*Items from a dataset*
┏━━
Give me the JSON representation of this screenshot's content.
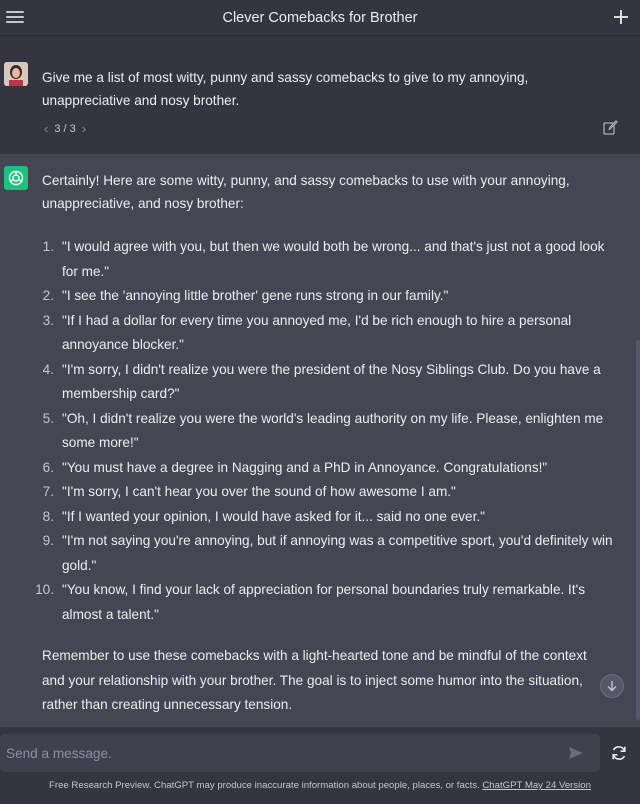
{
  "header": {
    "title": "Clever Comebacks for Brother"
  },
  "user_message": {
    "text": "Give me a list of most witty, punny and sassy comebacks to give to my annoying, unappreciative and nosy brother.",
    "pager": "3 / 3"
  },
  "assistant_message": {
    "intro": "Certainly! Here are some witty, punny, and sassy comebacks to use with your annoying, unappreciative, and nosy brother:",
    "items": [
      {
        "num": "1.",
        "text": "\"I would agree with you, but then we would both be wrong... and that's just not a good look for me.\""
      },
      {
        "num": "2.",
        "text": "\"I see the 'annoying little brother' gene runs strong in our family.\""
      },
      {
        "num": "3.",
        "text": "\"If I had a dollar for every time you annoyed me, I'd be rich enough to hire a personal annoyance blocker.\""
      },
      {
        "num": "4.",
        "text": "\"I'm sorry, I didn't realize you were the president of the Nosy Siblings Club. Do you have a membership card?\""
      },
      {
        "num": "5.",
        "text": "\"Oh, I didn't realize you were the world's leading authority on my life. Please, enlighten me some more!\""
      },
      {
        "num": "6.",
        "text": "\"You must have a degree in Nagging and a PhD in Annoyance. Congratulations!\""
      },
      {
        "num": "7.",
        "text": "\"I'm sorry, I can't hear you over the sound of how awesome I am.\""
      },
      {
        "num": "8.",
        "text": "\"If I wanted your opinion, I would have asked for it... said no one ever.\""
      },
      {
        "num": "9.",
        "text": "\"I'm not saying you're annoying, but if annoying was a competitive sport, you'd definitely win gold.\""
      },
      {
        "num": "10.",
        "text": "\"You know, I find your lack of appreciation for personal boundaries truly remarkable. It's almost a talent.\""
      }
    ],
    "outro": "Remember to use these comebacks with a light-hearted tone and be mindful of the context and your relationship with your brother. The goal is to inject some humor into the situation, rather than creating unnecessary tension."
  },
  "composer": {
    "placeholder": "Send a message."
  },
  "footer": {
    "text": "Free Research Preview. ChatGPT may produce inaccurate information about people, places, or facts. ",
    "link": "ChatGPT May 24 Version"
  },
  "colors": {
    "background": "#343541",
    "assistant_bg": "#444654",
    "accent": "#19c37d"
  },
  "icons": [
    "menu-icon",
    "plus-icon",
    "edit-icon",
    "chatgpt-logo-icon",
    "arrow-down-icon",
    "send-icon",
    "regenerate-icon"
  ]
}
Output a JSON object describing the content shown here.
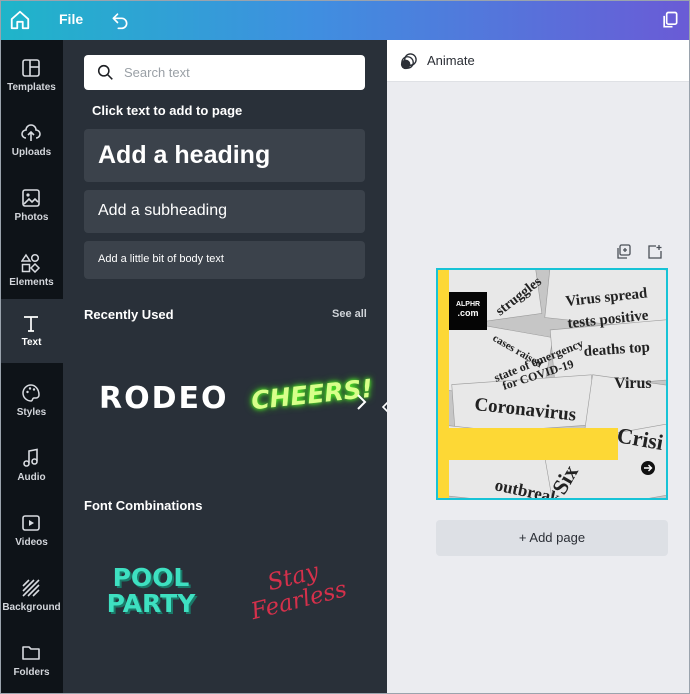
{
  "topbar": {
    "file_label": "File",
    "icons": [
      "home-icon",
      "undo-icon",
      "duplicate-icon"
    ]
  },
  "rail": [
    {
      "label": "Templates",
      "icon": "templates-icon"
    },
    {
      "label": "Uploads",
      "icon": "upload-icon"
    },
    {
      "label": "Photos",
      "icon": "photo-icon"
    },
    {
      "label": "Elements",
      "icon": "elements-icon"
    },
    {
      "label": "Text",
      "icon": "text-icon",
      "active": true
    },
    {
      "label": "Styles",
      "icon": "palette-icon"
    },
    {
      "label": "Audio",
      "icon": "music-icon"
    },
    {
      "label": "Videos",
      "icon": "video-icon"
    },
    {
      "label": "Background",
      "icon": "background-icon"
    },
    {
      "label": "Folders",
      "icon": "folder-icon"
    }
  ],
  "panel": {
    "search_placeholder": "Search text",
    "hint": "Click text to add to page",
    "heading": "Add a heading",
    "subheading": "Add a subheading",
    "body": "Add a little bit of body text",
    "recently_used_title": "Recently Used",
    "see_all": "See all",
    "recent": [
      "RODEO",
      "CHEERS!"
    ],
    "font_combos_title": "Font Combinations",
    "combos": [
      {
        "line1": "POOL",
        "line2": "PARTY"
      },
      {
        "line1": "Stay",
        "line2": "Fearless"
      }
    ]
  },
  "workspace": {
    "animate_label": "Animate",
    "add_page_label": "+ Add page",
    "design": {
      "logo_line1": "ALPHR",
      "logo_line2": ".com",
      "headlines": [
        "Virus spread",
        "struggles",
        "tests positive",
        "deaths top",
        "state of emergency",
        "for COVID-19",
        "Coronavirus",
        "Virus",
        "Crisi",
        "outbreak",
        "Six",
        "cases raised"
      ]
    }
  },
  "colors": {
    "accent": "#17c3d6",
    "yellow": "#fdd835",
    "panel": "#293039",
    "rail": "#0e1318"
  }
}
┗━━
┏━━
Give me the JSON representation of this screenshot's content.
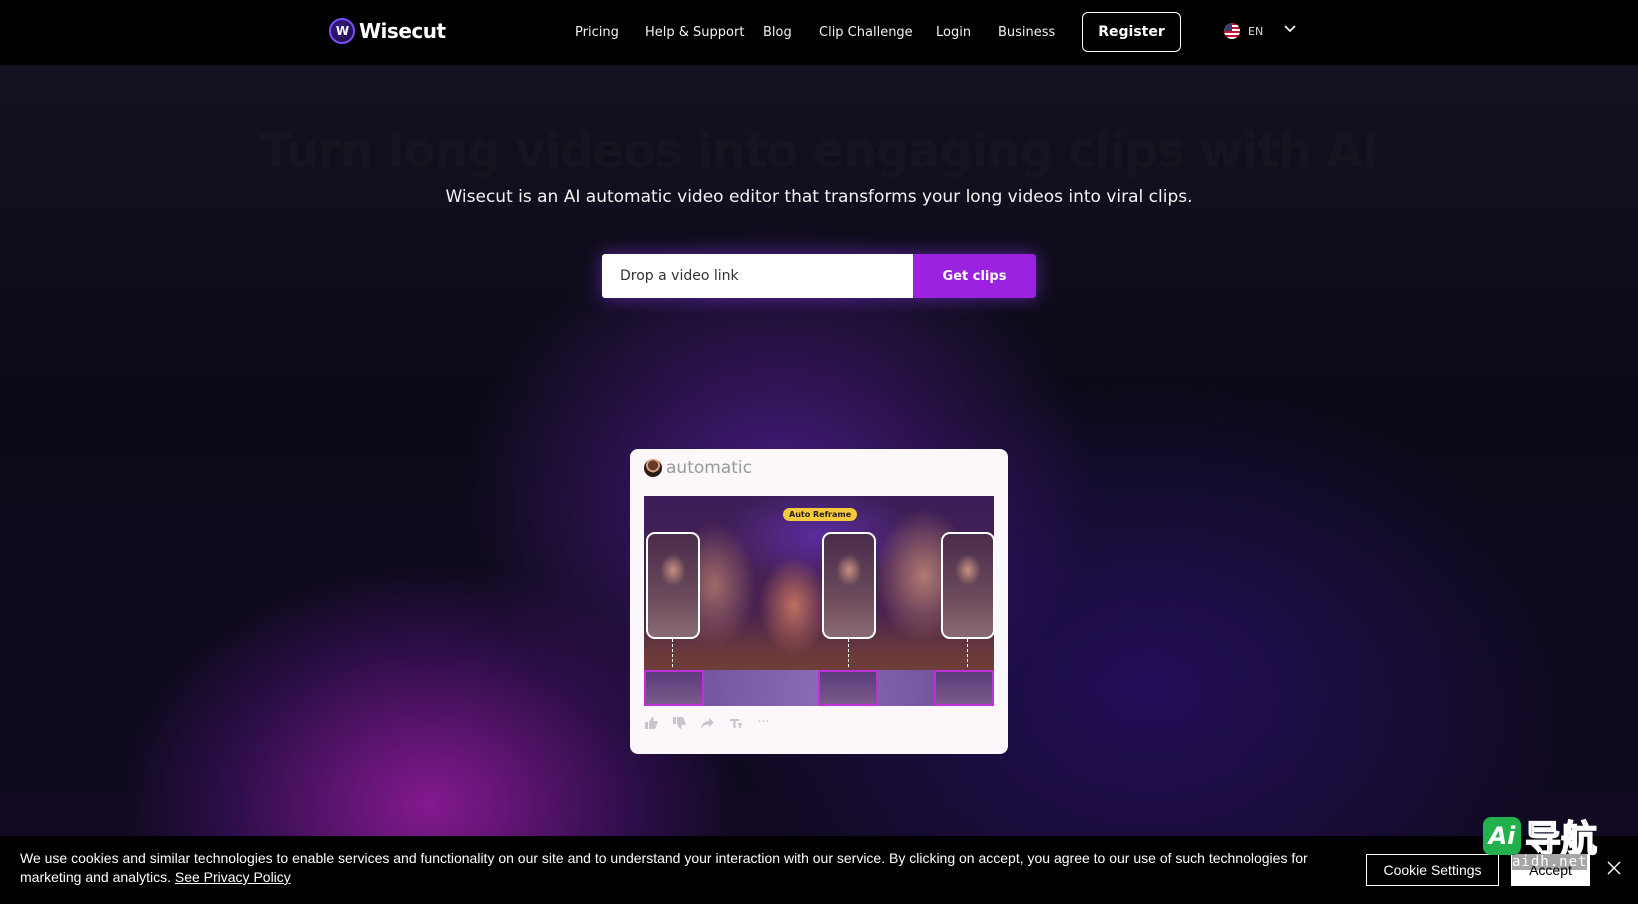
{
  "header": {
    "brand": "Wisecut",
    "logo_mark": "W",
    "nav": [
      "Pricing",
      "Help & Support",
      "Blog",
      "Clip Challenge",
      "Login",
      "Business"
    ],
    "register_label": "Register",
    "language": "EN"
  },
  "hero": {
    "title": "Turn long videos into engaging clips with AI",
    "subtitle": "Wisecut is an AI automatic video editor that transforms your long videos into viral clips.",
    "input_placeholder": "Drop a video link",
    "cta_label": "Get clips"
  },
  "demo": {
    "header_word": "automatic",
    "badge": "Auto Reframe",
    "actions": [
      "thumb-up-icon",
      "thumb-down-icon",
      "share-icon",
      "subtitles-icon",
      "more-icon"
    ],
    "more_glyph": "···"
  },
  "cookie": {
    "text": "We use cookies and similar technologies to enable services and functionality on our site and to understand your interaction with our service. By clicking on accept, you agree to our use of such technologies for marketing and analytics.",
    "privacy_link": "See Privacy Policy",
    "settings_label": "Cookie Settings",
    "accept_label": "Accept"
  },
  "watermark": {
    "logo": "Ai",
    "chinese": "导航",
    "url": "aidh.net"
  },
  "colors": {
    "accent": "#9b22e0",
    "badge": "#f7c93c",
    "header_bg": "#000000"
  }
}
┗━━
From the data above, show each line that contains "little".

*PROBLEM SOLUTION*
        "text": "\"I see the 'annoying little brother' gene runs strong in our family.\""
    "body": "Add a little bit of body text",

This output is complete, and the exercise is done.